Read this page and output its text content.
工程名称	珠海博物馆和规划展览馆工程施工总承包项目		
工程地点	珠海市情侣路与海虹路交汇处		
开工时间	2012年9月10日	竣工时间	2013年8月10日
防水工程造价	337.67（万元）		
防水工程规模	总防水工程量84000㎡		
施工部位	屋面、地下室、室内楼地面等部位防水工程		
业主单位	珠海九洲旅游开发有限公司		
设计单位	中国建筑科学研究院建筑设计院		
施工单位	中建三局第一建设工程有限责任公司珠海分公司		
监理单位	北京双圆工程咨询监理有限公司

§ OBJECTIVE:
All of the lines above need to be given again exactly.

§ FULL OUTPUT:
Read this page and output its text content.
工程名称	珠海博物馆和规划展览馆工程施工总承包项目		
工程地点	珠海市情侣路与海虹路交汇处		
开工时间	2012年9月10日	竣工时间	2013年8月10日
防水工程造价	337.67（万元）		
防水工程规模	总防水工程量84000㎡		
施工部位	屋面、地下室、室内楼地面等部位防水工程		
业主单位	珠海九洲旅游开发有限公司		
设计单位	中国建筑科学研究院建筑设计院		
施工单位	中建三局第一建设工程有限责任公司珠海分公司		
监理单位	北京双圆工程咨询监理有限公司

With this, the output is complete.